Entries with figure data
════════════════

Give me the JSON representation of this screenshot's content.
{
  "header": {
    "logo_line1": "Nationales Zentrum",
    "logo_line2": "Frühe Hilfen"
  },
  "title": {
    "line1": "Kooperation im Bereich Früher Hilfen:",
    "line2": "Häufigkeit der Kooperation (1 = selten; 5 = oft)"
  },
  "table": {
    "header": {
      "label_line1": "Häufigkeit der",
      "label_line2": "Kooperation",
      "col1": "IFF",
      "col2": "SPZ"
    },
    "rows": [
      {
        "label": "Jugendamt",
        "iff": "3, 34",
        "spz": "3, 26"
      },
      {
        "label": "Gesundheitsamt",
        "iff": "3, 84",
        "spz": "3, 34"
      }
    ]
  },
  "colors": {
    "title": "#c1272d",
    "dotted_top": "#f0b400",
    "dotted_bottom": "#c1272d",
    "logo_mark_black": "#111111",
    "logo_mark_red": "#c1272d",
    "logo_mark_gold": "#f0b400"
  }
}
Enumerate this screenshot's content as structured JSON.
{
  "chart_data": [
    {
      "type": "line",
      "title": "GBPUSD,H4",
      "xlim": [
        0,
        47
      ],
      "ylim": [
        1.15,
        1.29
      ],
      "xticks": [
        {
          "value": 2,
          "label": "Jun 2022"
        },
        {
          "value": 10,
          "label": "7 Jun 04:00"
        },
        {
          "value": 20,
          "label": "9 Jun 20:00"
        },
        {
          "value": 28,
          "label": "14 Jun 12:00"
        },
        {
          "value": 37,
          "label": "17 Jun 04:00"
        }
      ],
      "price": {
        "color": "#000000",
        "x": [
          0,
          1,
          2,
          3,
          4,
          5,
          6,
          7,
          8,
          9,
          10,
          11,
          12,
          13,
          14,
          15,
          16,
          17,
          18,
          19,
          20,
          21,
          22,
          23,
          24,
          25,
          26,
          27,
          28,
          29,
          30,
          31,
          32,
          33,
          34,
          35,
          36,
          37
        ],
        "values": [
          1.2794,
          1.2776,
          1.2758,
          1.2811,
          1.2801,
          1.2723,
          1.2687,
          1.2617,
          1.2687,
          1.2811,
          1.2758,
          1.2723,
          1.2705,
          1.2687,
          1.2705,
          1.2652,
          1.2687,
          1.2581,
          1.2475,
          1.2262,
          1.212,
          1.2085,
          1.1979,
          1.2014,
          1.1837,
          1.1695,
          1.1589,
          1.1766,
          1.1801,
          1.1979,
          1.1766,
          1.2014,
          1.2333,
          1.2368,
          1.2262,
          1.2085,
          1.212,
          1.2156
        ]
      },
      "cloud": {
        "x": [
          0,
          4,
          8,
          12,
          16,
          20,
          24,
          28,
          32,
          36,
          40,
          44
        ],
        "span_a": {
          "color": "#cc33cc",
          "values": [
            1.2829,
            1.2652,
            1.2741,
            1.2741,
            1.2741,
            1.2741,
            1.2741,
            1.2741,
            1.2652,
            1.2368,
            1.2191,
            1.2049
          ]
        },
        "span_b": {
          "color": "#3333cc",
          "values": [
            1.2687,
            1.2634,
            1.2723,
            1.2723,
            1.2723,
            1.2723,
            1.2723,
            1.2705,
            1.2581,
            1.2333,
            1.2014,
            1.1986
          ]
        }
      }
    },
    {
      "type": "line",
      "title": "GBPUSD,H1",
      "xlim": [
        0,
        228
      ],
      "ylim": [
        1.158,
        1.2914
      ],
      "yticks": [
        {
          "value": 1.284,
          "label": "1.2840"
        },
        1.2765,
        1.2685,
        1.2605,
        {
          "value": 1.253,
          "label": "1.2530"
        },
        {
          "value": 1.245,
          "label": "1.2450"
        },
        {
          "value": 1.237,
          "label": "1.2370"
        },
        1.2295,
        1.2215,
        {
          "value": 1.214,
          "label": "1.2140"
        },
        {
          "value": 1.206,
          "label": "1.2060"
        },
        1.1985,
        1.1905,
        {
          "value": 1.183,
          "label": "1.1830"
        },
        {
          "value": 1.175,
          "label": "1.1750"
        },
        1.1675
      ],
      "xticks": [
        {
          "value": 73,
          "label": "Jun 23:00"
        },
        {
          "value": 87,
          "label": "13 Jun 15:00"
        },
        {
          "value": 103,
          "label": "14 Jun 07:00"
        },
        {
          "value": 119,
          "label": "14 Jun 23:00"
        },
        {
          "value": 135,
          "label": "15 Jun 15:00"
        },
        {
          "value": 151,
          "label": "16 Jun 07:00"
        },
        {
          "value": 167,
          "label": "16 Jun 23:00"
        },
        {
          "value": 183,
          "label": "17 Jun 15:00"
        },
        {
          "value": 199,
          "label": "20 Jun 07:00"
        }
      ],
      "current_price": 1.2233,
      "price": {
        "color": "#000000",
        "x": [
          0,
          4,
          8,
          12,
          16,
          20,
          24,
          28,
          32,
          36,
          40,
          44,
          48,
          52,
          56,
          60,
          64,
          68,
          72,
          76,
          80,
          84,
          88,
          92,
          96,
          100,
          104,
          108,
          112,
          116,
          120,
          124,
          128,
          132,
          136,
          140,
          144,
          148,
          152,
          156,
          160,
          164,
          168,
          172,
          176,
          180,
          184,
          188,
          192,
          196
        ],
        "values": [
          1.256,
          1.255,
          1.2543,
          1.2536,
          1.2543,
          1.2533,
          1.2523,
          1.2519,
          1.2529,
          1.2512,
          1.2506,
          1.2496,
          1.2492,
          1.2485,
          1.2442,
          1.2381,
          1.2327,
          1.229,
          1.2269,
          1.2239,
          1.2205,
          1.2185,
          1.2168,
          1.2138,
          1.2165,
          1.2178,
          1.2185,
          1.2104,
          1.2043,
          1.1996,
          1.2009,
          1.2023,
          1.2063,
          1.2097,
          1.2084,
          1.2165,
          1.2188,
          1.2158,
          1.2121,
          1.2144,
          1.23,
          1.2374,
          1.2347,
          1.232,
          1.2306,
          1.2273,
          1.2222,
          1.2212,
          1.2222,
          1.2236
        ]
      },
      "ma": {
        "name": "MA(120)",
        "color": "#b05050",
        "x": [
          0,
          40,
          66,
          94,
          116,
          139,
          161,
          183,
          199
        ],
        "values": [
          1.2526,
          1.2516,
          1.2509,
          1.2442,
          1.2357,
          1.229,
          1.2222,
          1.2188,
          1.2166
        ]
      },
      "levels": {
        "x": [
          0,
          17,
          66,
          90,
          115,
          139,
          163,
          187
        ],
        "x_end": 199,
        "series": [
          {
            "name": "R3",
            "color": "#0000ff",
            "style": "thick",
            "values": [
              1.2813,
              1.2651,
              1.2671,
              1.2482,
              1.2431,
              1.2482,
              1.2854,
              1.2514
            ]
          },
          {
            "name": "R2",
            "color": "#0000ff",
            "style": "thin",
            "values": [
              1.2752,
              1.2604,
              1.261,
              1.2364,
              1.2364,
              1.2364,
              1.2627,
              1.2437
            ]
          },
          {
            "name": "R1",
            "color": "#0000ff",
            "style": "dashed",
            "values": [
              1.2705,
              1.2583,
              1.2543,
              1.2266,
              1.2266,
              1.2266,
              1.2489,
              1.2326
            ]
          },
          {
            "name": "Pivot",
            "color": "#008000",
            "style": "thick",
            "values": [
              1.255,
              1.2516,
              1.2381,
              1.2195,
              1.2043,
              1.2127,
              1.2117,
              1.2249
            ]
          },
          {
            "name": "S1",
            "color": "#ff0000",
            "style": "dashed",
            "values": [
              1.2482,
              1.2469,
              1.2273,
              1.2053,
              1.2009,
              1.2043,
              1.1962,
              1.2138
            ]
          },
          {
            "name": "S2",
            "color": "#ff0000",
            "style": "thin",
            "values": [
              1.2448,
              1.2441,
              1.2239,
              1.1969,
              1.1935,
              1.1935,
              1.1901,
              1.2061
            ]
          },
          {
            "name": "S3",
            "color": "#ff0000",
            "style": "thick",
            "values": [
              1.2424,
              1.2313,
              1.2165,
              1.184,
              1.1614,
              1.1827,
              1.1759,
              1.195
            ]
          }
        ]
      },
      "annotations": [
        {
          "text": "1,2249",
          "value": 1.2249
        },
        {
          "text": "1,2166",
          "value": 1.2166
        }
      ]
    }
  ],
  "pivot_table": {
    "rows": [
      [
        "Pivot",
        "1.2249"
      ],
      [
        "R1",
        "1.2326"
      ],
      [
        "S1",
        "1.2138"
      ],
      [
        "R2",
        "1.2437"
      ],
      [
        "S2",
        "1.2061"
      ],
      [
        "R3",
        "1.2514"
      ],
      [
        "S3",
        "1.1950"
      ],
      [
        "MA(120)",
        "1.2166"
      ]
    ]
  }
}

════════════════

Task instructions.
Gather every line from the entries above where the word "name" appears, and copy them.

Expected answer.
        "name": "MA(120)",
            "name": "R3",
            "name": "R2",
            "name": "R1",
            "name": "Pivot",
            "name": "S1",
            "name": "S2",
            "name": "S3",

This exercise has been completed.